■ Problem details
Copy the listing below word for word, starting from its first line and ending with the line that contains "suitability-mark: — <box>584 379", with both of those lines included.

-------

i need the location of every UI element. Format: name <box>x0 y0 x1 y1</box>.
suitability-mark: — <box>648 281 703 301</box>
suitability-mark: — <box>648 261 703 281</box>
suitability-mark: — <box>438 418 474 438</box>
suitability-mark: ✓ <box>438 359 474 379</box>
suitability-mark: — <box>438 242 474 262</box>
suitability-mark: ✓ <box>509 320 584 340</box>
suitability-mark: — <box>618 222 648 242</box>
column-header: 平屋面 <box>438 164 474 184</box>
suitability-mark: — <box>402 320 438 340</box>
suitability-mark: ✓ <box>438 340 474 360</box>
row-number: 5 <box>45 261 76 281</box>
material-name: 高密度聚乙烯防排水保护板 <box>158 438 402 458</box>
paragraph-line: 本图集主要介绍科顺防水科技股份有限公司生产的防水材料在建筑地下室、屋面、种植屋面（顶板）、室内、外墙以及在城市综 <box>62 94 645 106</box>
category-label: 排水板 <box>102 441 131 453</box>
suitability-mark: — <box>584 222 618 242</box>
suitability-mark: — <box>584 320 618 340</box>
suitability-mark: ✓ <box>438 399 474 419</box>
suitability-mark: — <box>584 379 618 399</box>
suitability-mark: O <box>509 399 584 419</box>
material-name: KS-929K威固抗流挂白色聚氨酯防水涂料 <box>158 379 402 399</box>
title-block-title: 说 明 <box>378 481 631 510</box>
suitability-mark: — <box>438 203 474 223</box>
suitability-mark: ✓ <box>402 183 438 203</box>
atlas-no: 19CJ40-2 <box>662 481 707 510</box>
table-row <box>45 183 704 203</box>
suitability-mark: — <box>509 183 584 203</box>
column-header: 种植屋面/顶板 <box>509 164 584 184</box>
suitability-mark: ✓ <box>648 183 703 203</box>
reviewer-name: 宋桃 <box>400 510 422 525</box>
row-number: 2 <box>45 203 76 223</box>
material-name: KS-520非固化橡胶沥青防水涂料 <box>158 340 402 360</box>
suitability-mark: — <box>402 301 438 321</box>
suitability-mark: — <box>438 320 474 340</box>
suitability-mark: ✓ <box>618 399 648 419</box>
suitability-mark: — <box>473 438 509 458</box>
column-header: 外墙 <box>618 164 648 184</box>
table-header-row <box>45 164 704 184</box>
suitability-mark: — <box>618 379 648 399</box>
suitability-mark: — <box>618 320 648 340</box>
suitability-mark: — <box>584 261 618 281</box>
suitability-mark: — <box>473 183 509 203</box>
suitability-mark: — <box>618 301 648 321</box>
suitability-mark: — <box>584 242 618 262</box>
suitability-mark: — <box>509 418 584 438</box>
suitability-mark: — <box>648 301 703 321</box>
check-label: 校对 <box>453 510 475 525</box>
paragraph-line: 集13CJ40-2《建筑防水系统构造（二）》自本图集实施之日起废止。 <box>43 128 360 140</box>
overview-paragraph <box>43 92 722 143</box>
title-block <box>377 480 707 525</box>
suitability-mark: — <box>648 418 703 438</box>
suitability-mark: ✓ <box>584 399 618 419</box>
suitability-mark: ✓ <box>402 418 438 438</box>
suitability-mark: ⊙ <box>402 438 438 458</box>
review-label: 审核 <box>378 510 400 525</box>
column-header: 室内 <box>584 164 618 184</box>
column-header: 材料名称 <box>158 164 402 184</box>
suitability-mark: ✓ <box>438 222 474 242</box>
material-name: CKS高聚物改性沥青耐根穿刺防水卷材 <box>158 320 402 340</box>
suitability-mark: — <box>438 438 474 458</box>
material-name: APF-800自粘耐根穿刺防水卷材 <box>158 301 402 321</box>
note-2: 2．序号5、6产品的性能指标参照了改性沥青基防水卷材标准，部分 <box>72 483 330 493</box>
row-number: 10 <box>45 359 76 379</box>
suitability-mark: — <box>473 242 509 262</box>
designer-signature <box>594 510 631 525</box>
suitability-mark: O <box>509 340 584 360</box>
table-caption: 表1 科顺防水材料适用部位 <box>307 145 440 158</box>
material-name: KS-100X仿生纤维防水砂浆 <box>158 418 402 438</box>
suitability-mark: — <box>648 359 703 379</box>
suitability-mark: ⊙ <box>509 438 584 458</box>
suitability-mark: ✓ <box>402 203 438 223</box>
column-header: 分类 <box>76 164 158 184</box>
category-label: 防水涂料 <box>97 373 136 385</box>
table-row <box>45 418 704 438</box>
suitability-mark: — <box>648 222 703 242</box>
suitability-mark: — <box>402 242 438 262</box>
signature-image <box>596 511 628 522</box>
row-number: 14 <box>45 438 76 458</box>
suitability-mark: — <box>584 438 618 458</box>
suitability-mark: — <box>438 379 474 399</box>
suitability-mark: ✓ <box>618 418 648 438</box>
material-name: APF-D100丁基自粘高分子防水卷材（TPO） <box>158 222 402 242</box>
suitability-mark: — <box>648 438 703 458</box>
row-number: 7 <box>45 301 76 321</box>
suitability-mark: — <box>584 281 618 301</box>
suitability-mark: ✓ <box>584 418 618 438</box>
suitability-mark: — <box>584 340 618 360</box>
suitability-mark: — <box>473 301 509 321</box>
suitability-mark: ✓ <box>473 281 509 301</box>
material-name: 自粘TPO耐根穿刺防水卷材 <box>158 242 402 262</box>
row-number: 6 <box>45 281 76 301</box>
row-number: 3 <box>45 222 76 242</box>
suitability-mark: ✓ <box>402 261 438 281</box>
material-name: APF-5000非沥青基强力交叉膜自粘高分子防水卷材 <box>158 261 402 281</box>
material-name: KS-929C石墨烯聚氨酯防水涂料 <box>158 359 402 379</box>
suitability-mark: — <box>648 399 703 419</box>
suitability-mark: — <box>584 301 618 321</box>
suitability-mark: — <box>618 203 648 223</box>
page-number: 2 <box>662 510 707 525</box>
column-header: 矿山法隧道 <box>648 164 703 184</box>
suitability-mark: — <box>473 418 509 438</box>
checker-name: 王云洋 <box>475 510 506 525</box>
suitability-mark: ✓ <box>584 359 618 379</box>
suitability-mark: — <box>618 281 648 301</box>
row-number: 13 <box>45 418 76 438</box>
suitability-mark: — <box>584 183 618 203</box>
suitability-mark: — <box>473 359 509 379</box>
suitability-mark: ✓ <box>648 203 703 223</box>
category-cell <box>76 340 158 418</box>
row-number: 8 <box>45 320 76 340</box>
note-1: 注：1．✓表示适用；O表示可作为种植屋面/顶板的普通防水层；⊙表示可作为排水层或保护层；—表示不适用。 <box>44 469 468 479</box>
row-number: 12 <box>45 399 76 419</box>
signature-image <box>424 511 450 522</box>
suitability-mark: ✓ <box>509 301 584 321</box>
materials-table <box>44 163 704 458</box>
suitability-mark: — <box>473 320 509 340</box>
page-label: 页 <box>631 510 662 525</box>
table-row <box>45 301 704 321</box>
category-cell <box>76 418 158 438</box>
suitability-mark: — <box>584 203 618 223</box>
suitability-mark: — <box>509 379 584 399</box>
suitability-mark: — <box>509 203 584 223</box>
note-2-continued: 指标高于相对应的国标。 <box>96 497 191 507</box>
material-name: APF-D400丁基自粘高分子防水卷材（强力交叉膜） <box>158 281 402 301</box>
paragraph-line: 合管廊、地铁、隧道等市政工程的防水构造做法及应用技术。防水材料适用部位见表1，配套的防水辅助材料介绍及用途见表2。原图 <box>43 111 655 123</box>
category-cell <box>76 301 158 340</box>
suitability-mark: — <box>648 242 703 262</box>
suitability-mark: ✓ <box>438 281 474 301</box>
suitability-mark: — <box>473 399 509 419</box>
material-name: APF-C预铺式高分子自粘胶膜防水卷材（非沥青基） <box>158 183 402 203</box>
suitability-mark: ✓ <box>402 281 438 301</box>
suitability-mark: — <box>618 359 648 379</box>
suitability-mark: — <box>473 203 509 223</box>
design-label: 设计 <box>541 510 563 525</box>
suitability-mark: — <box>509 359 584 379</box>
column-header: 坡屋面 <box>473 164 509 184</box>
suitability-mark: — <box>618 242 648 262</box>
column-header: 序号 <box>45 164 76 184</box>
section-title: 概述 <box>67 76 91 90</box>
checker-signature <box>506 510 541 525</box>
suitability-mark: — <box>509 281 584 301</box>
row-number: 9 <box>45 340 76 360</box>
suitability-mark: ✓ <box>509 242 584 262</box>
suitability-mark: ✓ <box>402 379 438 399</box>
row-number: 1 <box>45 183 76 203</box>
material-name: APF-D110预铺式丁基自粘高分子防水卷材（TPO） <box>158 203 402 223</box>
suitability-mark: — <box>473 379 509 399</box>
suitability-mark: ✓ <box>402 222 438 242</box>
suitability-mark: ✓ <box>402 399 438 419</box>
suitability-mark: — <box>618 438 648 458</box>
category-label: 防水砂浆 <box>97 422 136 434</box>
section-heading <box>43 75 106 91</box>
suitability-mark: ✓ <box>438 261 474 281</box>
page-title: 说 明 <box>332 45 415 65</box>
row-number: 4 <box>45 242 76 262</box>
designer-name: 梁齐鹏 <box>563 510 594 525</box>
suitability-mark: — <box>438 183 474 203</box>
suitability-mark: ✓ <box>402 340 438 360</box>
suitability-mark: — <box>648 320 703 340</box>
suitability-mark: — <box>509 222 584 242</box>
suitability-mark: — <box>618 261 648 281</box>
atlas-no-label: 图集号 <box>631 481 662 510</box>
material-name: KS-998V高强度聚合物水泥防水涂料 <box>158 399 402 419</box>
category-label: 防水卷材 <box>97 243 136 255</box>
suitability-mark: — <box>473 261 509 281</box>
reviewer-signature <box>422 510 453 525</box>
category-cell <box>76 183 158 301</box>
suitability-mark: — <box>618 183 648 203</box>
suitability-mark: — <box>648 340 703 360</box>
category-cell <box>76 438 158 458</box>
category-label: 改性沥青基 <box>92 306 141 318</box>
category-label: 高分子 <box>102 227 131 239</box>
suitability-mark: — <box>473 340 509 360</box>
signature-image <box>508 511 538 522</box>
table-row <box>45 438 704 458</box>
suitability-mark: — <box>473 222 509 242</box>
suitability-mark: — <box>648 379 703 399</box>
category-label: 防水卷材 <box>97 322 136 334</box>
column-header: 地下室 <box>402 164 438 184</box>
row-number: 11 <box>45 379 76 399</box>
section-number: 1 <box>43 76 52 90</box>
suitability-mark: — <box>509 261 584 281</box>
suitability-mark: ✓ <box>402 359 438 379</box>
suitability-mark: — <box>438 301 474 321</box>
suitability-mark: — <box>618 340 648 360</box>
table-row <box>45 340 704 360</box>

-------

■ Result
i need the location of every UI element. Format: name <box>x0 y0 x1 y1</box>.
suitability-mark: — <box>648 281 703 301</box>
suitability-mark: — <box>648 261 703 281</box>
suitability-mark: — <box>438 418 474 438</box>
suitability-mark: ✓ <box>438 359 474 379</box>
suitability-mark: — <box>438 242 474 262</box>
suitability-mark: ✓ <box>509 320 584 340</box>
suitability-mark: — <box>618 222 648 242</box>
column-header: 平屋面 <box>438 164 474 184</box>
suitability-mark: — <box>402 320 438 340</box>
suitability-mark: ✓ <box>438 340 474 360</box>
row-number: 5 <box>45 261 76 281</box>
material-name: 高密度聚乙烯防排水保护板 <box>158 438 402 458</box>
paragraph-line: 本图集主要介绍科顺防水科技股份有限公司生产的防水材料在建筑地下室、屋面、种植屋面（顶板）、室内、外墙以及在城市综 <box>62 94 645 106</box>
category-label: 排水板 <box>102 441 131 453</box>
suitability-mark: — <box>584 222 618 242</box>
suitability-mark: — <box>584 320 618 340</box>
suitability-mark: ✓ <box>438 399 474 419</box>
suitability-mark: — <box>584 379 618 399</box>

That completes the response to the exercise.